**WHAT TO DO**
The entries below contain pictures. Retype everything except those pictures, exactly as given.
[start]
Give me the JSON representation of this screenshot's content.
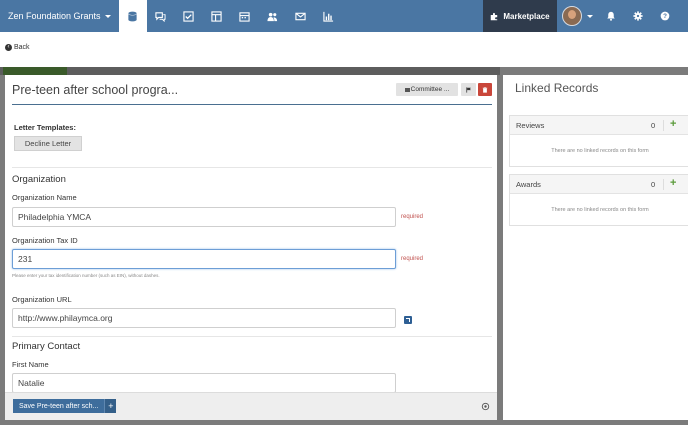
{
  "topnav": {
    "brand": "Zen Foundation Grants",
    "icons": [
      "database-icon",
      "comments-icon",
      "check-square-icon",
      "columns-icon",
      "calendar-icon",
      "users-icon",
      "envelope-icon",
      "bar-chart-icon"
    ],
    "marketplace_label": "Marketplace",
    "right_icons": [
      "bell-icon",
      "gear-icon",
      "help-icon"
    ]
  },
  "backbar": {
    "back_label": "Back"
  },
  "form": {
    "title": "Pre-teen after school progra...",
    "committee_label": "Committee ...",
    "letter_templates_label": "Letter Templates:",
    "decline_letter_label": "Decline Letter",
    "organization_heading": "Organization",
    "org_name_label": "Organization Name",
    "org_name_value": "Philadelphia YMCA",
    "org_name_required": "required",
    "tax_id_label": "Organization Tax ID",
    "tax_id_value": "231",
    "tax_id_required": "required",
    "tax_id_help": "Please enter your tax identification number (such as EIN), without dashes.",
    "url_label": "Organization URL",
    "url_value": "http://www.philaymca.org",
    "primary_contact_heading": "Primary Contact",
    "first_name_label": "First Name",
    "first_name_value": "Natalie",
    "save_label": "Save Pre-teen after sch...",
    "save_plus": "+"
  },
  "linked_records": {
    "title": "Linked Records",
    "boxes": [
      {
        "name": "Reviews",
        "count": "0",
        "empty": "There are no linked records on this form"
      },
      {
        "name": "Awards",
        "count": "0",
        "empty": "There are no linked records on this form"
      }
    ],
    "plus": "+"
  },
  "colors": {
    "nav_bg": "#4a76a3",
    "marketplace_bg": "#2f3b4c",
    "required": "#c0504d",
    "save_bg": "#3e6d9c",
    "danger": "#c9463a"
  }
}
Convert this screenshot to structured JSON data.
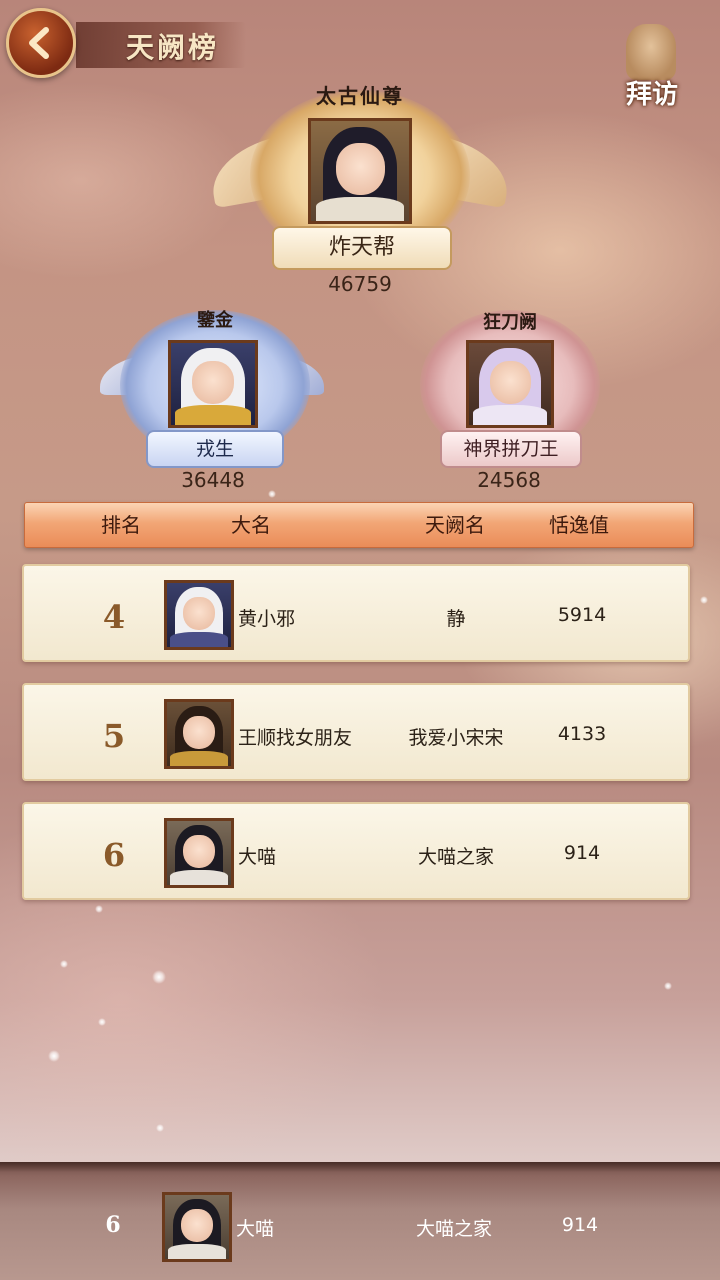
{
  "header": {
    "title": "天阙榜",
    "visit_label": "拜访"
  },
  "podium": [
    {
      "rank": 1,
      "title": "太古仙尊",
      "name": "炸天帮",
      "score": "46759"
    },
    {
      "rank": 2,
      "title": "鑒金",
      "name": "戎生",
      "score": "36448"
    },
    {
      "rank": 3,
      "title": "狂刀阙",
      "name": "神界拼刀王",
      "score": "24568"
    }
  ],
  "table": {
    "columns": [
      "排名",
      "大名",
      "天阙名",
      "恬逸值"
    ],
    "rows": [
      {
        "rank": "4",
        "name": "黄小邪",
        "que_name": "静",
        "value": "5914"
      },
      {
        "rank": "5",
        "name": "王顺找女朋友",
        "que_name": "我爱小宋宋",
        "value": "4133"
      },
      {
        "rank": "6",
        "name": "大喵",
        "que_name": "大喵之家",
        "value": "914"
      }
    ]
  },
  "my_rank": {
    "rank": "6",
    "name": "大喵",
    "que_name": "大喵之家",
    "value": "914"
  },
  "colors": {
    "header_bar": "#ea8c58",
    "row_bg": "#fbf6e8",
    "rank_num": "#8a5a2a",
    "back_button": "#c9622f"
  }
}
[end]
**ANSWER IN FULL**
Give me the JSON representation of this screenshot's content.
{
  "topnav": {
    "brand": "Zen Foundation Grants",
    "icons": [
      "database-icon",
      "comments-icon",
      "check-square-icon",
      "columns-icon",
      "calendar-icon",
      "users-icon",
      "envelope-icon",
      "bar-chart-icon"
    ],
    "marketplace_label": "Marketplace",
    "right_icons": [
      "bell-icon",
      "gear-icon",
      "help-icon"
    ]
  },
  "backbar": {
    "back_label": "Back"
  },
  "form": {
    "title": "Pre-teen after school progra...",
    "committee_label": "Committee ...",
    "letter_templates_label": "Letter Templates:",
    "decline_letter_label": "Decline Letter",
    "organization_heading": "Organization",
    "org_name_label": "Organization Name",
    "org_name_value": "Philadelphia YMCA",
    "org_name_required": "required",
    "tax_id_label": "Organization Tax ID",
    "tax_id_value": "231",
    "tax_id_required": "required",
    "tax_id_help": "Please enter your tax identification number (such as EIN), without dashes.",
    "url_label": "Organization URL",
    "url_value": "http://www.philaymca.org",
    "primary_contact_heading": "Primary Contact",
    "first_name_label": "First Name",
    "first_name_value": "Natalie",
    "save_label": "Save Pre-teen after sch...",
    "save_plus": "+"
  },
  "linked_records": {
    "title": "Linked Records",
    "boxes": [
      {
        "name": "Reviews",
        "count": "0",
        "empty": "There are no linked records on this form"
      },
      {
        "name": "Awards",
        "count": "0",
        "empty": "There are no linked records on this form"
      }
    ],
    "plus": "+"
  },
  "colors": {
    "nav_bg": "#4a76a3",
    "marketplace_bg": "#2f3b4c",
    "required": "#c0504d",
    "save_bg": "#3e6d9c",
    "danger": "#c9463a"
  }
}
Convert this screenshot to structured JSON data.
{
  "header": {
    "title": "天阙榜",
    "visit_label": "拜访"
  },
  "podium": [
    {
      "rank": 1,
      "title": "太古仙尊",
      "name": "炸天帮",
      "score": "46759"
    },
    {
      "rank": 2,
      "title": "鑒金",
      "name": "戎生",
      "score": "36448"
    },
    {
      "rank": 3,
      "title": "狂刀阙",
      "name": "神界拼刀王",
      "score": "24568"
    }
  ],
  "table": {
    "columns": [
      "排名",
      "大名",
      "天阙名",
      "恬逸值"
    ],
    "rows": [
      {
        "rank": "4",
        "name": "黄小邪",
        "que_name": "静",
        "value": "5914"
      },
      {
        "rank": "5",
        "name": "王顺找女朋友",
        "que_name": "我爱小宋宋",
        "value": "4133"
      },
      {
        "rank": "6",
        "name": "大喵",
        "que_name": "大喵之家",
        "value": "914"
      }
    ]
  },
  "my_rank": {
    "rank": "6",
    "name": "大喵",
    "que_name": "大喵之家",
    "value": "914"
  },
  "colors": {
    "header_bar": "#ea8c58",
    "row_bg": "#fbf6e8",
    "rank_num": "#8a5a2a",
    "back_button": "#c9622f"
  }
}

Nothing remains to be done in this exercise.